**** Data section ****

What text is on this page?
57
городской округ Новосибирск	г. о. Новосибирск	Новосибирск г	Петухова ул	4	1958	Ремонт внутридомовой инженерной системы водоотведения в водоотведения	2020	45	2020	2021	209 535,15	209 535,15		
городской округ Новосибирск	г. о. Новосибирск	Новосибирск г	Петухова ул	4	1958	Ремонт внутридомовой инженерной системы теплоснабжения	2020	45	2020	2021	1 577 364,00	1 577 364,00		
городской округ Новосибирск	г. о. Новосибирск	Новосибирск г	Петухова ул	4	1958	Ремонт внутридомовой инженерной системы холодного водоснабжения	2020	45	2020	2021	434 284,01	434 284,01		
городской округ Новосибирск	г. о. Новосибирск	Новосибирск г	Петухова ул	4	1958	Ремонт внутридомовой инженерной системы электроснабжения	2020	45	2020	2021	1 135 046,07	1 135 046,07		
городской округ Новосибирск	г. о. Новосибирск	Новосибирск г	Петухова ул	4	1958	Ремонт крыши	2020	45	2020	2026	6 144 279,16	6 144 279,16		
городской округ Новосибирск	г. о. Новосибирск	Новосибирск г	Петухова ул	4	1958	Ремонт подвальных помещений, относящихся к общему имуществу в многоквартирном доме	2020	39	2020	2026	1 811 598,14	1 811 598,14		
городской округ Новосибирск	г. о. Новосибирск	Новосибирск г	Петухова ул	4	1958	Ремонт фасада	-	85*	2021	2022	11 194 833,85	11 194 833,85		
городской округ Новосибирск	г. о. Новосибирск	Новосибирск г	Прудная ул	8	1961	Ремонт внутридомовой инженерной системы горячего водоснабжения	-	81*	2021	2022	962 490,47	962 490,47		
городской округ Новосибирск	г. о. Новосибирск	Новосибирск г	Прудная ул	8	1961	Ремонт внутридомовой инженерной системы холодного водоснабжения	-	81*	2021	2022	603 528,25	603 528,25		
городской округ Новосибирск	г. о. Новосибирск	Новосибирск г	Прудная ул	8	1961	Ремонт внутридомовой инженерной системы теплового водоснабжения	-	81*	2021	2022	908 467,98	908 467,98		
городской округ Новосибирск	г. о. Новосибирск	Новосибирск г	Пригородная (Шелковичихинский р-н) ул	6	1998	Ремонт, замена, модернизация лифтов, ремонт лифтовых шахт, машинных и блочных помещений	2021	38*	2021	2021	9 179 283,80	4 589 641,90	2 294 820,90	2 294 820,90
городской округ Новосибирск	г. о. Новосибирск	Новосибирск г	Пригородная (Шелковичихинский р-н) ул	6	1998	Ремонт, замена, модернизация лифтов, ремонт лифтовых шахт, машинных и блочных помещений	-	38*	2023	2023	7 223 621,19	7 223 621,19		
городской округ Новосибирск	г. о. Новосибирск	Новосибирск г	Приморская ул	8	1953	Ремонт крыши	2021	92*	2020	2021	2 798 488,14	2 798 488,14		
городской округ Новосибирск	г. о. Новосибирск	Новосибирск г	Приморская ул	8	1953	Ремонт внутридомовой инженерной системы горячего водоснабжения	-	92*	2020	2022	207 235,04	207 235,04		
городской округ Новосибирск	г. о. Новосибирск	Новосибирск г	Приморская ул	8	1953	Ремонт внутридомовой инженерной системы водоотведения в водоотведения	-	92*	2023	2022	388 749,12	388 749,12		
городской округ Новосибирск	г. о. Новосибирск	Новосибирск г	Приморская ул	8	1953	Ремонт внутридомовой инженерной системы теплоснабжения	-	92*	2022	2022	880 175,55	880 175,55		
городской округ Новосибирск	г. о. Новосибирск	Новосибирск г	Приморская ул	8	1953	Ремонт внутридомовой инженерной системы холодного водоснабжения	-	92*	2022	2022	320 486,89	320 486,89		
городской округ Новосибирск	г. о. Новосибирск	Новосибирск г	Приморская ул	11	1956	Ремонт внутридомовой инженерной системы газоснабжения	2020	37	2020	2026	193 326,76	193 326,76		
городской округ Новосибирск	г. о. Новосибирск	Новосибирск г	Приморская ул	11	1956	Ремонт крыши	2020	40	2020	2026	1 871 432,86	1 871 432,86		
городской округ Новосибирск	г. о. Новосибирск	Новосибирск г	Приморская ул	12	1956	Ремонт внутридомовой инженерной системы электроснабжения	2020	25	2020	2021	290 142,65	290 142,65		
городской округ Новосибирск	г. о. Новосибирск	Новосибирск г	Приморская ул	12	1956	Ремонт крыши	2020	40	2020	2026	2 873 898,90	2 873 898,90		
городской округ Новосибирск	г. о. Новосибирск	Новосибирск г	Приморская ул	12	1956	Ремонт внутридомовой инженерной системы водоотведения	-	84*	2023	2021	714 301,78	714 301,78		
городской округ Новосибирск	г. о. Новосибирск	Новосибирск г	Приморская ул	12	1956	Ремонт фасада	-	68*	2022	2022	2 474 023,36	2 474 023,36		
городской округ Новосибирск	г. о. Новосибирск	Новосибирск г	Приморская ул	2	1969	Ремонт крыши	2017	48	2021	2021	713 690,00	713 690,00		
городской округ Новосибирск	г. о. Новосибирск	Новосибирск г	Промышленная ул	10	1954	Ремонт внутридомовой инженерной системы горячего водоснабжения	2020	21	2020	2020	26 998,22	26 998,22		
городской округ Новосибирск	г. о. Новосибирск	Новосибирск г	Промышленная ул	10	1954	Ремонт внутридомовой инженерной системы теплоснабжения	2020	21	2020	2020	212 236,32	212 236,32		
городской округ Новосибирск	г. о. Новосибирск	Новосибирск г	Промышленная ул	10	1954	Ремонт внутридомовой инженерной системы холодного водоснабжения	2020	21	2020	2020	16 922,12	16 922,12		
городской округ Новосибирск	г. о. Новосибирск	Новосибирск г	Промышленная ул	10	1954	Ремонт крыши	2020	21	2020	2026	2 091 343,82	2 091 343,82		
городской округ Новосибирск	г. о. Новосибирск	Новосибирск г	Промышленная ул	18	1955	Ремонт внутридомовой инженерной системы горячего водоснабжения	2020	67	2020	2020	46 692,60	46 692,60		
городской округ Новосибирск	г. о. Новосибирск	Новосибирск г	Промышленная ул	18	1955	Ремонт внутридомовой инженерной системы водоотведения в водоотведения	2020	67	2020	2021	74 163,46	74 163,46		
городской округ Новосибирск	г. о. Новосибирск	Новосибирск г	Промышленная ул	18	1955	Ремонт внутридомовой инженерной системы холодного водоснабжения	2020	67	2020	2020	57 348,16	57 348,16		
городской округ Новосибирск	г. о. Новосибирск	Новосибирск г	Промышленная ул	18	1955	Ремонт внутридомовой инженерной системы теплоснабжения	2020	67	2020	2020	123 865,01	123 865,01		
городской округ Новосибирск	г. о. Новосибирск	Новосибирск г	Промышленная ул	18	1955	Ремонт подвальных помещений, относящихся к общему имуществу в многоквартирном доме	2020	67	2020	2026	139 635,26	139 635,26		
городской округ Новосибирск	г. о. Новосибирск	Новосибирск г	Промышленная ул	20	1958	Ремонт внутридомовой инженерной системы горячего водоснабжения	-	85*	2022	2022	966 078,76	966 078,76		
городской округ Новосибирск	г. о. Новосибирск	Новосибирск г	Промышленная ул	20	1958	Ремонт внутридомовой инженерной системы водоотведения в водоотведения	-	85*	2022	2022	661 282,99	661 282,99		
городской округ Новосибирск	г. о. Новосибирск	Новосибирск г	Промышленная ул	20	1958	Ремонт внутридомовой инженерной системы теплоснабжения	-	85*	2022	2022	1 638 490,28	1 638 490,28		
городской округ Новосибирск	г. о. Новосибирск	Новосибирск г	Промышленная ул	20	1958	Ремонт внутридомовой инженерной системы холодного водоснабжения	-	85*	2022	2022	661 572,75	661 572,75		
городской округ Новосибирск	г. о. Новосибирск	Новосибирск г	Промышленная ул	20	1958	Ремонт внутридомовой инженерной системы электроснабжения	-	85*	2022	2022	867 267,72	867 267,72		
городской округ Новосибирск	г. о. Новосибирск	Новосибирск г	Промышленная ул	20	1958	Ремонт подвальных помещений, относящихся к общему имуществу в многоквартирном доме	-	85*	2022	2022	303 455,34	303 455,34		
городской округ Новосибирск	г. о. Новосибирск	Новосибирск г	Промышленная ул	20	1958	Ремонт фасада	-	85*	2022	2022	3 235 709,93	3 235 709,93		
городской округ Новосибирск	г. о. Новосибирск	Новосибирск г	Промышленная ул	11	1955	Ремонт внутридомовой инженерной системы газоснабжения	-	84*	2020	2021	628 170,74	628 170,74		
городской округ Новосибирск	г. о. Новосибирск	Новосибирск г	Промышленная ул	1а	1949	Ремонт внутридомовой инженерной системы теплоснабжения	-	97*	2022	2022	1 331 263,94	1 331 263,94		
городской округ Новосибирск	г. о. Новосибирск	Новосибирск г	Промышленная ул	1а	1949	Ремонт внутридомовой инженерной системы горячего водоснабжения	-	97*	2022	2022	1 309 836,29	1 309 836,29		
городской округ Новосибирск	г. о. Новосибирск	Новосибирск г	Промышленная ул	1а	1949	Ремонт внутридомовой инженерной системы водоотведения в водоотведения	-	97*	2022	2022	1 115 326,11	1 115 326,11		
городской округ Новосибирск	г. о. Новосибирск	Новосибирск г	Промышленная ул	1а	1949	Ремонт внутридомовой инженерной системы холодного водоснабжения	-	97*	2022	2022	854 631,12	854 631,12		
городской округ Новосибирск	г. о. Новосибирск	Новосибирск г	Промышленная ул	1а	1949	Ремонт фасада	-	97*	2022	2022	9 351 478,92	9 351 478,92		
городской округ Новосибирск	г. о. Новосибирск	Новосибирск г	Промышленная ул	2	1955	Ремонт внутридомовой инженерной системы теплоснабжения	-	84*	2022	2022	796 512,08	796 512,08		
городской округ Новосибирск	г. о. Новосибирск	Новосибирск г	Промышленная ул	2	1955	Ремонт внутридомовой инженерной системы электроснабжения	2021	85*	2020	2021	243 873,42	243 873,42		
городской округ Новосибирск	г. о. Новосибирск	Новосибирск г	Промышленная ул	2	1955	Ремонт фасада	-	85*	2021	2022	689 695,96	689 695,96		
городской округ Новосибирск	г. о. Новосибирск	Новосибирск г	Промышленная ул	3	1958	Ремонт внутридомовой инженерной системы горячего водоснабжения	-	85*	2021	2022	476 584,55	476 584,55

****

Copy every line that contains the string "фасада".

### Task result
городской округ Новосибирск	г. о. Новосибирск	Новосибирск г	Петухова ул	4	1958	Ремонт фасада	-	85*	2021	2022	11 194 833,85	11 194 833,85		
городской округ Новосибирск	г. о. Новосибирск	Новосибирск г	Приморская ул	12	1956	Ремонт фасада	-	68*	2022	2022	2 474 023,36	2 474 023,36		
городской округ Новосибирск	г. о. Новосибирск	Новосибирск г	Промышленная ул	20	1958	Ремонт фасада	-	85*	2022	2022	3 235 709,93	3 235 709,93		
городской округ Новосибирск	г. о. Новосибирск	Новосибирск г	Промышленная ул	1а	1949	Ремонт фасада	-	97*	2022	2022	9 351 478,92	9 351 478,92		
городской округ Новосибирск	г. о. Новосибирск	Новосибирск г	Промышленная ул	2	1955	Ремонт фасада	-	85*	2021	2022	689 695,96	689 695,96		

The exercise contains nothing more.